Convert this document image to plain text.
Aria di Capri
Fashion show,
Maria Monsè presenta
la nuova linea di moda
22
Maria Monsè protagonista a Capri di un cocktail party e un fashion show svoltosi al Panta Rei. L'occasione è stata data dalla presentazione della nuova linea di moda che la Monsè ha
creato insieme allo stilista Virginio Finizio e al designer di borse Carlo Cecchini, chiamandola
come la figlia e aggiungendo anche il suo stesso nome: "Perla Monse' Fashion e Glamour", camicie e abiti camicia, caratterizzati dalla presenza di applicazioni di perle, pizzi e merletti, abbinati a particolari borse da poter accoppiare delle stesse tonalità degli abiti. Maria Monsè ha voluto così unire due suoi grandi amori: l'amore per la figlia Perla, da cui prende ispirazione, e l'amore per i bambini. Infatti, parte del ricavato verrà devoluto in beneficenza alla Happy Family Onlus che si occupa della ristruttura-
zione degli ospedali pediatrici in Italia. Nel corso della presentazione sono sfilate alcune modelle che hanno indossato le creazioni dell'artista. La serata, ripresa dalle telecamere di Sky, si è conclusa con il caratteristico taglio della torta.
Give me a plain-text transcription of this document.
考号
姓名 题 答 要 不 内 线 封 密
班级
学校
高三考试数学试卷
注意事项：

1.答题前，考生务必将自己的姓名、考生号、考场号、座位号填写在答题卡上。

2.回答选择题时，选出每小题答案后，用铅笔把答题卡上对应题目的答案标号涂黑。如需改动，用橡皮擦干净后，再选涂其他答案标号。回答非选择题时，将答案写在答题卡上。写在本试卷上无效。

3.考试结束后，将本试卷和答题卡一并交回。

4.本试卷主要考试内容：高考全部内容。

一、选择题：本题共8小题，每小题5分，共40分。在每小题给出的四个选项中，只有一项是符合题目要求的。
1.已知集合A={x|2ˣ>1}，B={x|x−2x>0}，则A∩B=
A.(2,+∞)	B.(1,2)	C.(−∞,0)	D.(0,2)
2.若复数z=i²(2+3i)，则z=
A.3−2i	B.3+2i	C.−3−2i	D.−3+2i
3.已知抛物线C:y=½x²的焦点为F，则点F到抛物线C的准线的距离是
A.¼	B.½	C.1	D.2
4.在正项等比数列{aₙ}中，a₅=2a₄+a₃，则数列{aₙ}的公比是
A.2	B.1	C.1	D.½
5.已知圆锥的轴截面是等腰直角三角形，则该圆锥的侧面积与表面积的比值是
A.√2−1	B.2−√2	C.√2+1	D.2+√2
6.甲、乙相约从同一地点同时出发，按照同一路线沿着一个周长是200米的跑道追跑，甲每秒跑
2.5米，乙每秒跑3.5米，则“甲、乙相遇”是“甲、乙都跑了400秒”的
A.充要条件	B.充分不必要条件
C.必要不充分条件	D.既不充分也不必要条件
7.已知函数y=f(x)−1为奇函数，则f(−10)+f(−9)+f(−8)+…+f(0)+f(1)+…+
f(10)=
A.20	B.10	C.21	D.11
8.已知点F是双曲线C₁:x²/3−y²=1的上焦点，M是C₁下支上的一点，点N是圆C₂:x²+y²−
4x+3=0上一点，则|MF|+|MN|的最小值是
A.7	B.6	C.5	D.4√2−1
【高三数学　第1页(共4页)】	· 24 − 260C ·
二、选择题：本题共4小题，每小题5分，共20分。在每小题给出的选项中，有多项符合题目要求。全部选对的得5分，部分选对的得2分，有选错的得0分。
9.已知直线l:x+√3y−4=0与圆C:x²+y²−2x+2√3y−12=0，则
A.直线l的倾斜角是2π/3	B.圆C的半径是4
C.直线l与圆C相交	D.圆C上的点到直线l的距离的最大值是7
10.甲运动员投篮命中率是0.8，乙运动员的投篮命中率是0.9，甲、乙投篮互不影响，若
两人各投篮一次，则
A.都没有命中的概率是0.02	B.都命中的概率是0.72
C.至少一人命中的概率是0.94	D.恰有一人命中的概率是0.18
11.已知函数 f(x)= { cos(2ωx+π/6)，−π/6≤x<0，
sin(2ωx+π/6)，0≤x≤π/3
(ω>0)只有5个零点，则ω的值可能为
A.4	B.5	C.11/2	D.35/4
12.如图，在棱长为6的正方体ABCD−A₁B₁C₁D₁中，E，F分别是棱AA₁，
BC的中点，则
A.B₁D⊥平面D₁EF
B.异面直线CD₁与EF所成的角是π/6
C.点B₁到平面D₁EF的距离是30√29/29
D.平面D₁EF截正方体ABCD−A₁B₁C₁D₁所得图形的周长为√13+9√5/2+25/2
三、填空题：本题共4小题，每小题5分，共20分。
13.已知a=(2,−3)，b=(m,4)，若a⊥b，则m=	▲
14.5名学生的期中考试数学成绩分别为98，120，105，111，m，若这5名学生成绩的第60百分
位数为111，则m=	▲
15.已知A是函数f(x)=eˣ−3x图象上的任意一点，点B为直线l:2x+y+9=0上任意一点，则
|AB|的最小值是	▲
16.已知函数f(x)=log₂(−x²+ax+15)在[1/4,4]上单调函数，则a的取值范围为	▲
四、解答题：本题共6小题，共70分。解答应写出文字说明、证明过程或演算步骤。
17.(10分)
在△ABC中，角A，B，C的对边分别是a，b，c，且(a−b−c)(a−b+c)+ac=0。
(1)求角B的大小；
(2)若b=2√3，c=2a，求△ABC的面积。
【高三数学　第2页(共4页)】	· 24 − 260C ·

DO THIS -
Reproduce each line of the material above precisely.

REPLY TO THE TASK -
Convert this document image to plain text.
Aria di Capri
Fashion show,
Maria Monsè presenta
la nuova linea di moda
22
Maria Monsè protagonista a Capri di un cocktail party e un fashion show svoltosi al Panta Rei. L'occasione è stata data dalla presentazione della nuova linea di moda che la Monsè ha
creato insieme allo stilista Virginio Finizio e al designer di borse Carlo Cecchini, chiamandola
come la figlia e aggiungendo anche il suo stesso nome: "Perla Monse' Fashion e Glamour", camicie e abiti camicia, caratterizzati dalla presenza di applicazioni di perle, pizzi e merletti, abbinati a particolari borse da poter accoppiare delle stesse tonalità degli abiti. Maria Monsè ha voluto così unire due suoi grandi amori: l'amore per la figlia Perla, da cui prende ispirazione, e l'amore per i bambini. Infatti, parte del ricavato verrà devoluto in beneficenza alla Happy Family Onlus che si occupa della ristruttura-
zione degli ospedali pediatrici in Italia. Nel corso della presentazione sono sfilate alcune modelle che hanno indossato le creazioni dell'artista. La serata, ripresa dalle telecamere di Sky, si è conclusa con il caratteristico taglio della torta.
Give me a plain-text transcription of this document.
考号
姓名 题 答 要 不 内 线 封 密
班级
学校
高三考试数学试卷
注意事项：

1.答题前，考生务必将自己的姓名、考生号、考场号、座位号填写在答题卡上。

2.回答选择题时，选出每小题答案后，用铅笔把答题卡上对应题目的答案标号涂黑。如需改动，用橡皮擦干净后，再选涂其他答案标号。回答非选择题时，将答案写在答题卡上。写在本试卷上无效。

3.考试结束后，将本试卷和答题卡一并交回。

4.本试卷主要考试内容：高考全部内容。

一、选择题：本题共8小题，每小题5分，共40分。在每小题给出的四个选项中，只有一项是符合题目要求的。
1.已知集合A={x|2ˣ>1}，B={x|x−2x>0}，则A∩B=
A.(2,+∞)	B.(1,2)	C.(−∞,0)	D.(0,2)
2.若复数z=i²(2+3i)，则z=
A.3−2i	B.3+2i	C.−3−2i	D.−3+2i
3.已知抛物线C:y=½x²的焦点为F，则点F到抛物线C的准线的距离是
A.¼	B.½	C.1	D.2
4.在正项等比数列{aₙ}中，a₅=2a₄+a₃，则数列{aₙ}的公比是
A.2	B.1	C.1	D.½
5.已知圆锥的轴截面是等腰直角三角形，则该圆锥的侧面积与表面积的比值是
A.√2−1	B.2−√2	C.√2+1	D.2+√2
6.甲、乙相约从同一地点同时出发，按照同一路线沿着一个周长是200米的跑道追跑，甲每秒跑
2.5米，乙每秒跑3.5米，则“甲、乙相遇”是“甲、乙都跑了400秒”的
A.充要条件	B.充分不必要条件
C.必要不充分条件	D.既不充分也不必要条件
7.已知函数y=f(x)−1为奇函数，则f(−10)+f(−9)+f(−8)+…+f(0)+f(1)+…+
f(10)=
A.20	B.10	C.21	D.11
8.已知点F是双曲线C₁:x²/3−y²=1的上焦点，M是C₁下支上的一点，点N是圆C₂:x²+y²−
4x+3=0上一点，则|MF|+|MN|的最小值是
A.7	B.6	C.5	D.4√2−1
【高三数学　第1页(共4页)】	· 24 − 260C ·
二、选择题：本题共4小题，每小题5分，共20分。在每小题给出的选项中，有多项符合题目要求。全部选对的得5分，部分选对的得2分，有选错的得0分。
9.已知直线l:x+√3y−4=0与圆C:x²+y²−2x+2√3y−12=0，则
A.直线l的倾斜角是2π/3	B.圆C的半径是4
C.直线l与圆C相交	D.圆C上的点到直线l的距离的最大值是7
10.甲运动员投篮命中率是0.8，乙运动员的投篮命中率是0.9，甲、乙投篮互不影响，若
两人各投篮一次，则
A.都没有命中的概率是0.02	B.都命中的概率是0.72
C.至少一人命中的概率是0.94	D.恰有一人命中的概率是0.18
11.已知函数 f(x)= { cos(2ωx+π/6)，−π/6≤x<0，
sin(2ωx+π/6)，0≤x≤π/3
(ω>0)只有5个零点，则ω的值可能为
A.4	B.5	C.11/2	D.35/4
12.如图，在棱长为6的正方体ABCD−A₁B₁C₁D₁中，E，F分别是棱AA₁，
BC的中点，则
A.B₁D⊥平面D₁EF
B.异面直线CD₁与EF所成的角是π/6
C.点B₁到平面D₁EF的距离是30√29/29
D.平面D₁EF截正方体ABCD−A₁B₁C₁D₁所得图形的周长为√13+9√5/2+25/2
三、填空题：本题共4小题，每小题5分，共20分。
13.已知a=(2,−3)，b=(m,4)，若a⊥b，则m=	▲
14.5名学生的期中考试数学成绩分别为98，120，105，111，m，若这5名学生成绩的第60百分
位数为111，则m=	▲
15.已知A是函数f(x)=eˣ−3x图象上的任意一点，点B为直线l:2x+y+9=0上任意一点，则
|AB|的最小值是	▲
16.已知函数f(x)=log₂(−x²+ax+15)在[1/4,4]上单调函数，则a的取值范围为	▲
四、解答题：本题共6小题，共70分。解答应写出文字说明、证明过程或演算步骤。
17.(10分)
在△ABC中，角A，B，C的对边分别是a，b，c，且(a−b−c)(a−b+c)+ac=0。
(1)求角B的大小；
(2)若b=2√3，c=2a，求△ABC的面积。
【高三数学　第2页(共4页)】	· 24 − 260C ·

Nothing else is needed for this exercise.